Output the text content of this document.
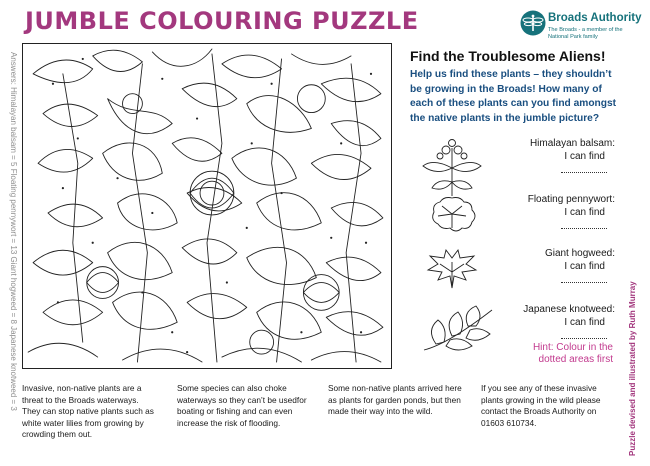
JUMBLE COLOURING PUZZLE	Broads Authority
The Broads - a member of the National Park family
Answers: Himalayan balsam = 5 Floating pennywort = 13 Giant hogweed = 8 Japanese knotweed = 3	Puzzle devised and illustrated by Ruth Murray
Find the Troublesome Aliens!
Help us find these plants – they shouldn’t be growing in the Broads! How many of each of these plants can you find amongst the native plants in the jumble picture?
Himalayan balsam:
I can find
Floating pennywort:
I can find
Giant hogweed:
I can find
Japanese knotweed:
I can find
Hint: Colour in the dotted areas first
Invasive, non-native plants are a threat to the Broads waterways. They can stop native plants such as white water lilies from growing by crowding them out.
Some species can also choke waterways so they can’t be usedfor boating or fishing and can even increase the risk of flooding.
Some non-native plants arrived here as plants for garden ponds, but then made their way into the wild.
If you see any of these invasive plants growing in the wild please contact the Broads Authority on 01603 610734.
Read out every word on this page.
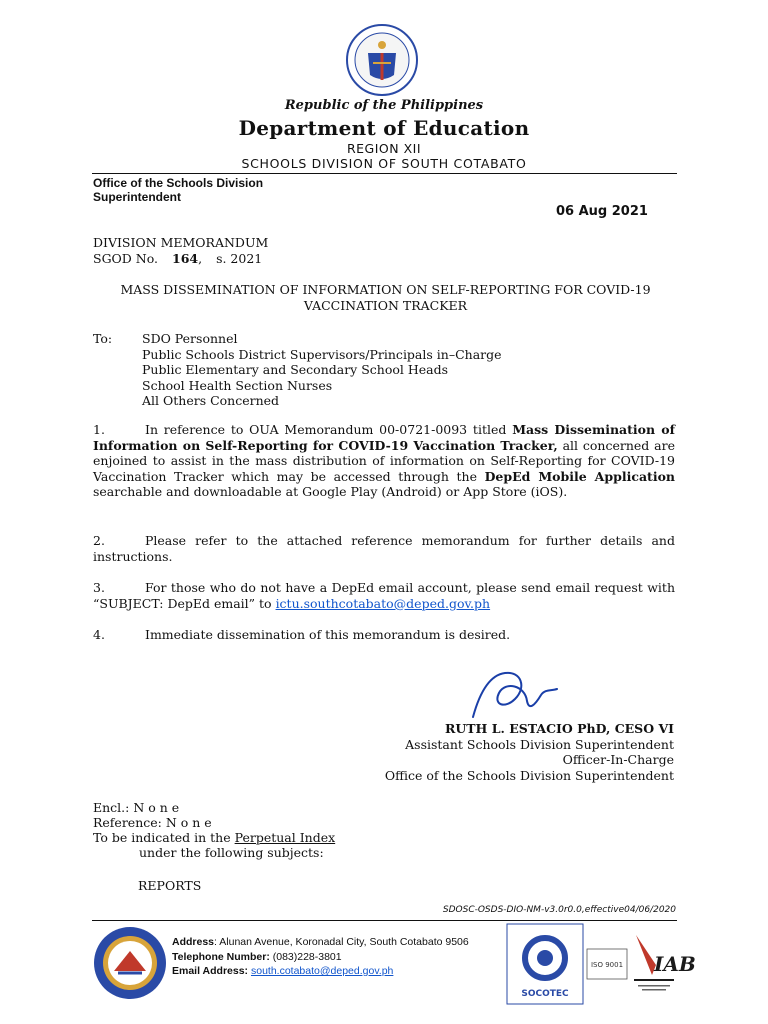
Republic of the Philippines
Department of Education
REGION XII
SCHOOLS DIVISION OF SOUTH COTABATO
Office of the Schools Division
Superintendent
06 Aug 2021
DIVISION MEMORANDUM
SGOD No. 164, s. 2021
MASS DISSEMINATION OF INFORMATION ON SELF-REPORTING FOR COVID-19
VACCINATION TRACKER
To: SDO Personnel
Public Schools District Supervisors/Principals in–Charge
Public Elementary and Secondary School Heads
School Health Section Nurses
All Others Concerned
1.	In reference to OUA Memorandum 00-0721-0093 titled Mass Dissemination of Information on Self-Reporting for COVID-19 Vaccination Tracker, all concerned are enjoined to assist in the mass distribution of information on Self-Reporting for COVID-19 Vaccination Tracker which may be accessed through the DepEd Mobile Application searchable and downloadable at Google Play (Android) or App Store (iOS).
2.	Please refer to the attached reference memorandum for further details and instructions.
3.	For those who do not have a DepEd email account, please send email request with “SUBJECT: DepEd email” to ictu.southcotabato@deped.gov.ph
4.	Immediate dissemination of this memorandum is desired.
RUTH L. ESTACIO PhD, CESO VI
Assistant Schools Division Superintendent
Officer-In-Charge
Office of the Schools Division Superintendent
Encl.: N o n e
Reference: N o n e
To be indicated in the Perpetual Index
under the following subjects:
REPORTS
SDOSC-OSDS-DIO-NM-v3.0r0.0,effective04/06/2020
Address: Alunan Avenue, Koronadal City, South Cotabato 9506
Telephone Number: (083)228-3801
Email Address: south.cotabato@deped.gov.ph
SOCOTEC
ISO 9001 IAB
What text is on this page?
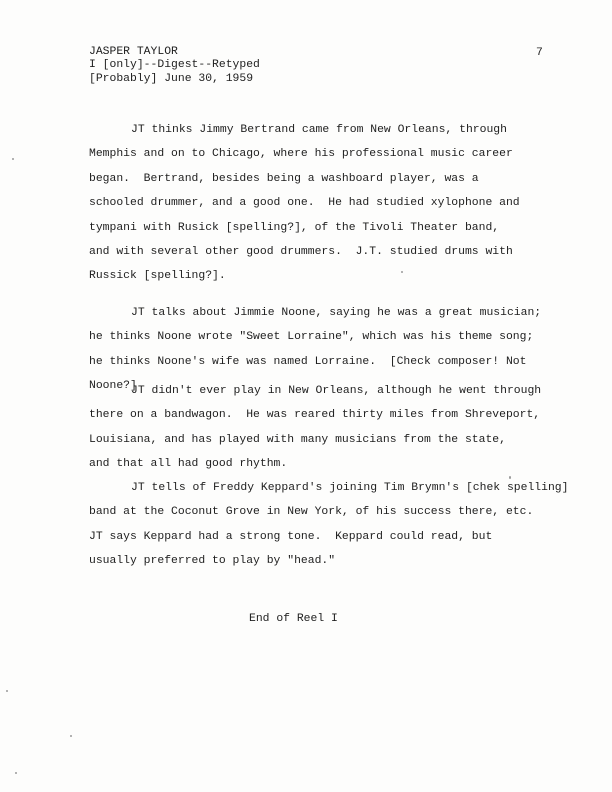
JASPER TAYLOR
I [only]--Digest--Retyped
[Probably] June 30, 1959
7
JT thinks Jimmy Bertrand came from New Orleans, through
Memphis and on to Chicago, where his professional music career
began.  Bertrand, besides being a washboard player, was a
schooled drummer, and a good one.  He had studied xylophone and
tympani with Rusick [spelling?], of the Tivoli Theater band,
and with several other good drummers.  J.T. studied drums with
Russick [spelling?].
JT talks about Jimmie Noone, saying he was a great musician;
he thinks Noone wrote "Sweet Lorraine", which was his theme song;
he thinks Noone's wife was named Lorraine.  [Check composer! Not
Noone?]
JT didn't ever play in New Orleans, although he went through
there on a bandwagon.  He was reared thirty miles from Shreveport,
Louisiana, and has played with many musicians from the state,
and that all had good rhythm.
JT tells of Freddy Keppard's joining Tim Brymn's [chek spelling]
band at the Coconut Grove in New York, of his success there, etc.
JT says Keppard had a strong tone.  Keppard could read, but
usually preferred to play by "head."
End of Reel I
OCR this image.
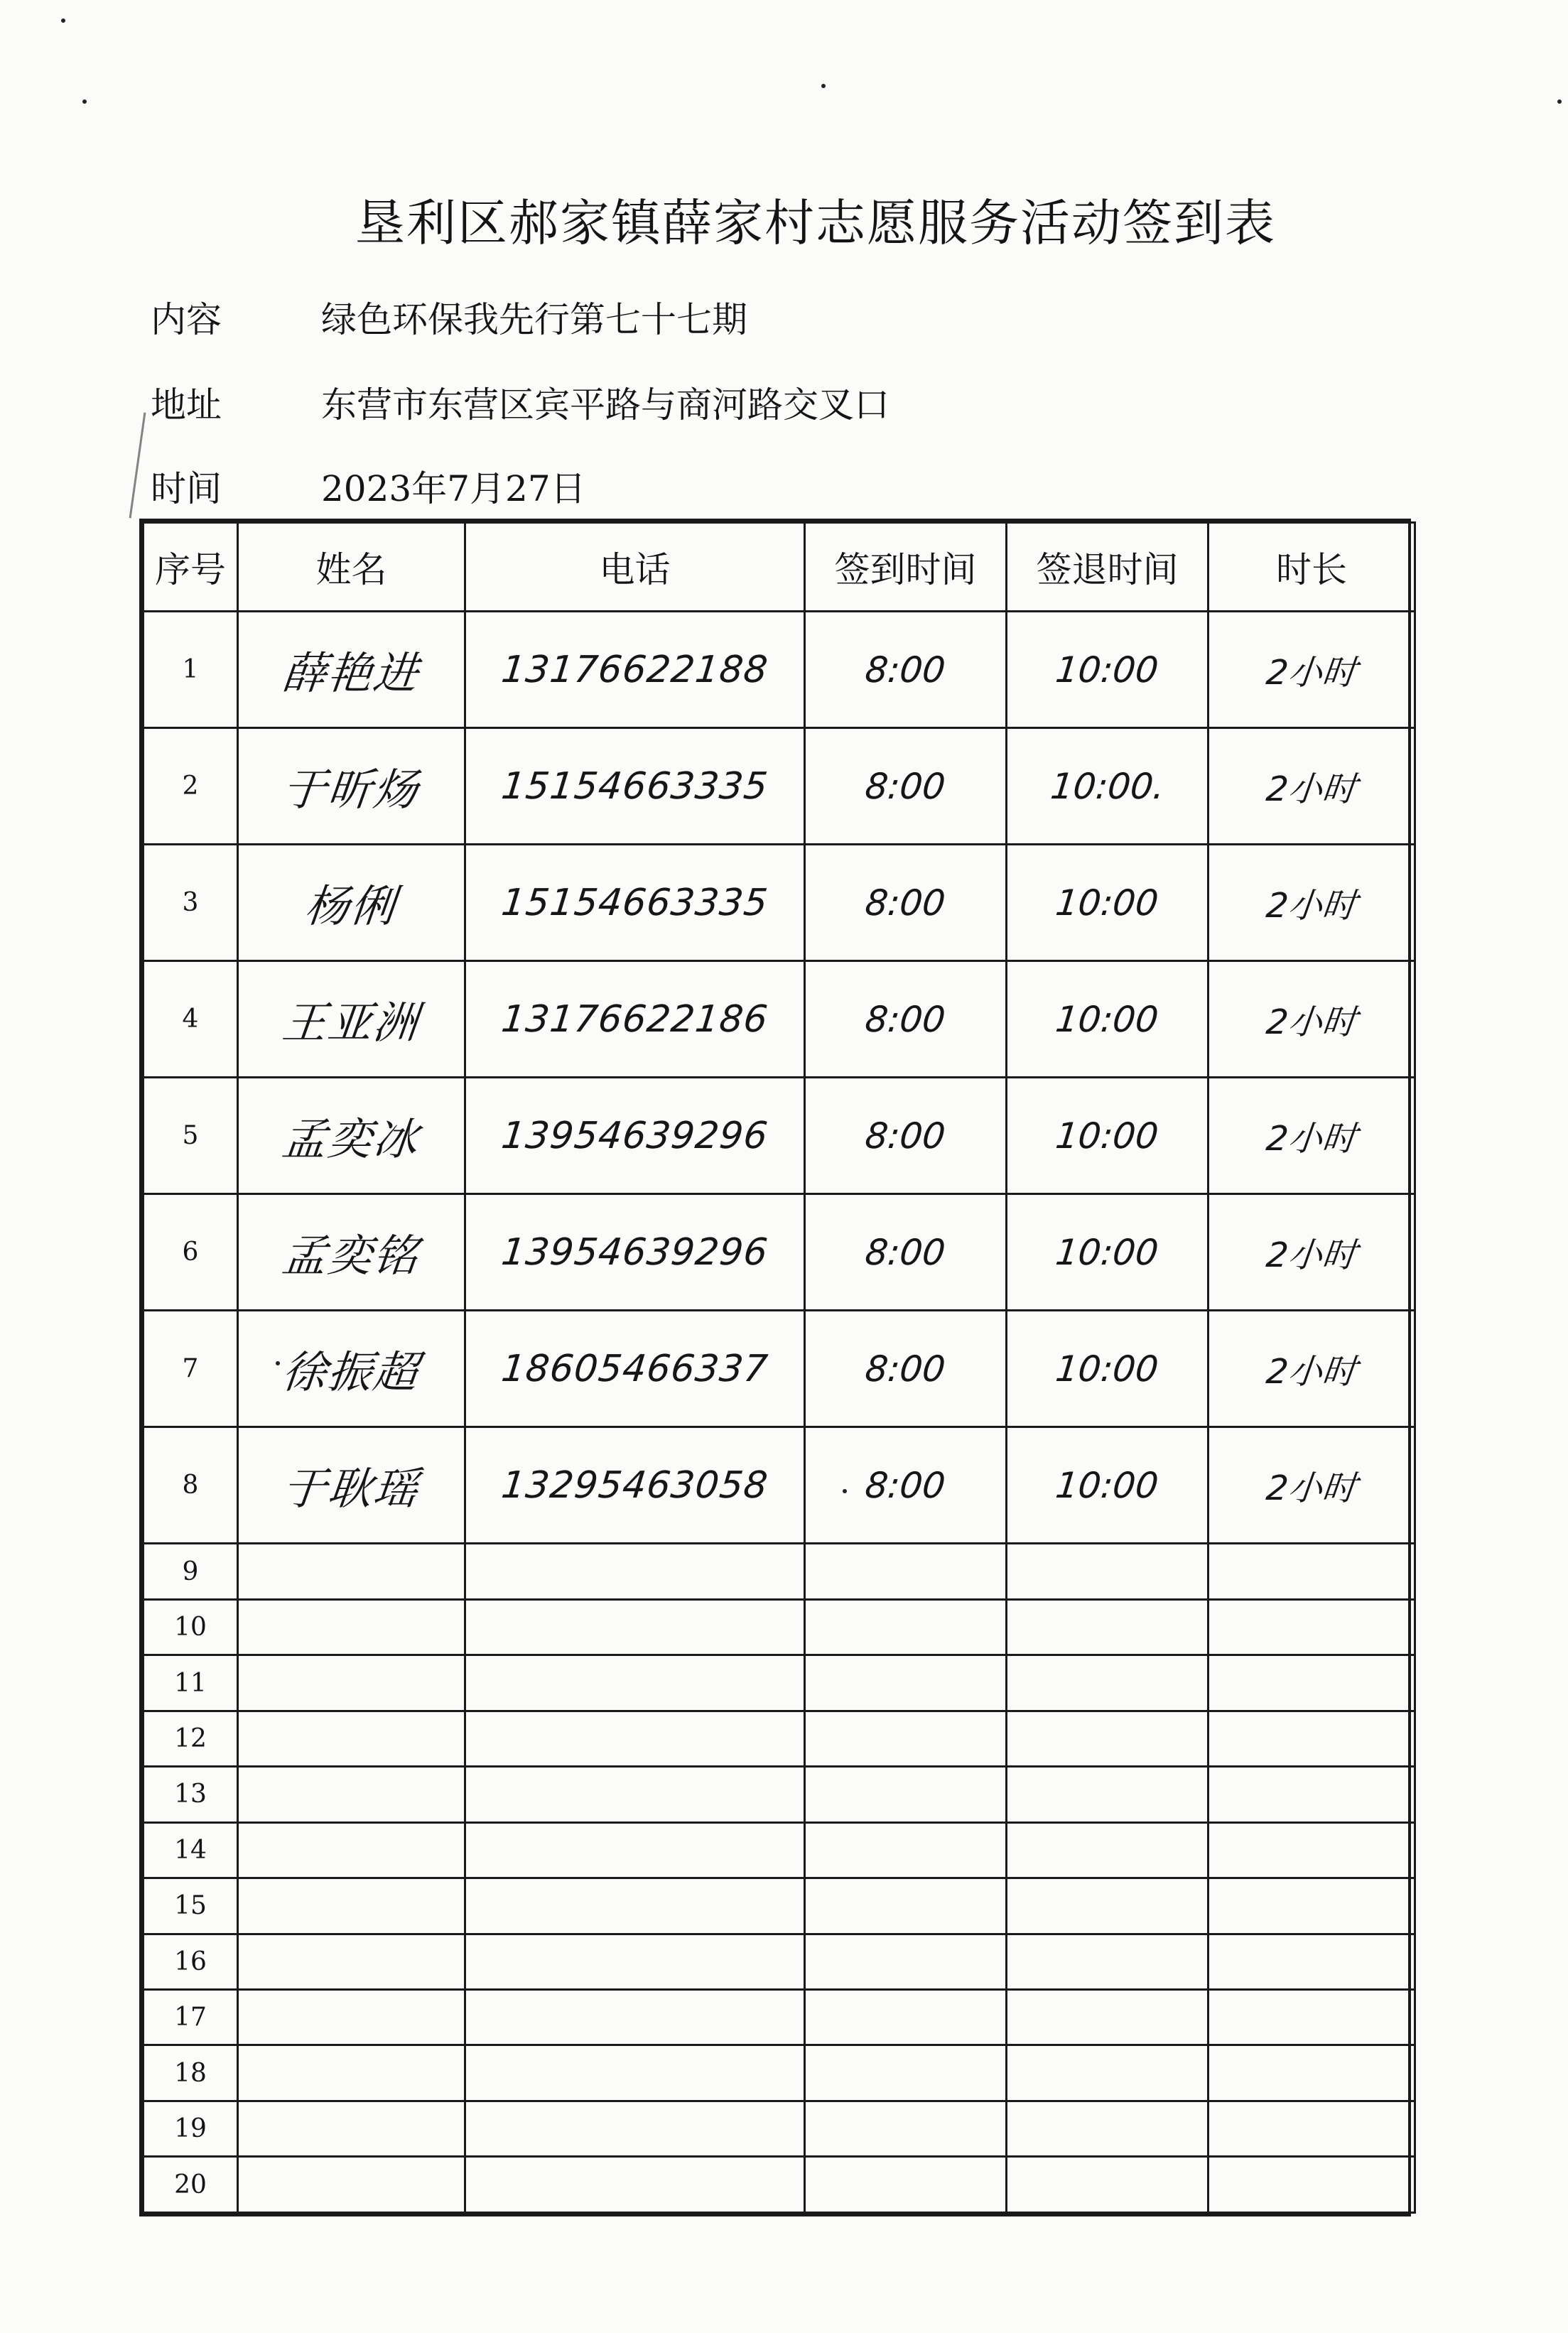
垦利区郝家镇薛家村志愿服务活动签到表
内容	绿色环保我先行第七十七期
地址	东营市东营区宾平路与商河路交叉口
时间	2023年7月27日
序号	姓名	电话	签到时间	签退时间	时长
1	薛艳进	13176622188	8:00	10:00	2小时
2	于昕炀	15154663335	8:00	10:00.	2小时
3	杨俐	15154663335	8:00	10:00	2小时
4	王亚洲	13176622186	8:00	10:00	2小时
5	孟奕冰	13954639296	8:00	10:00	2小时
6	孟奕铭	13954639296	8:00	10:00	2小时
7	徐振超	18605466337	8:00	10:00	2小时
8	于耿瑶	13295463058	8:00	10:00	2小时
9					
10					
11					
12					
13					
14					
15					
16					
17					
18					
19					
20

————————

▸ Objective
Examine the data above and state how many of its lines contain the word "thinks", with no further remarks.

▸ Final result
3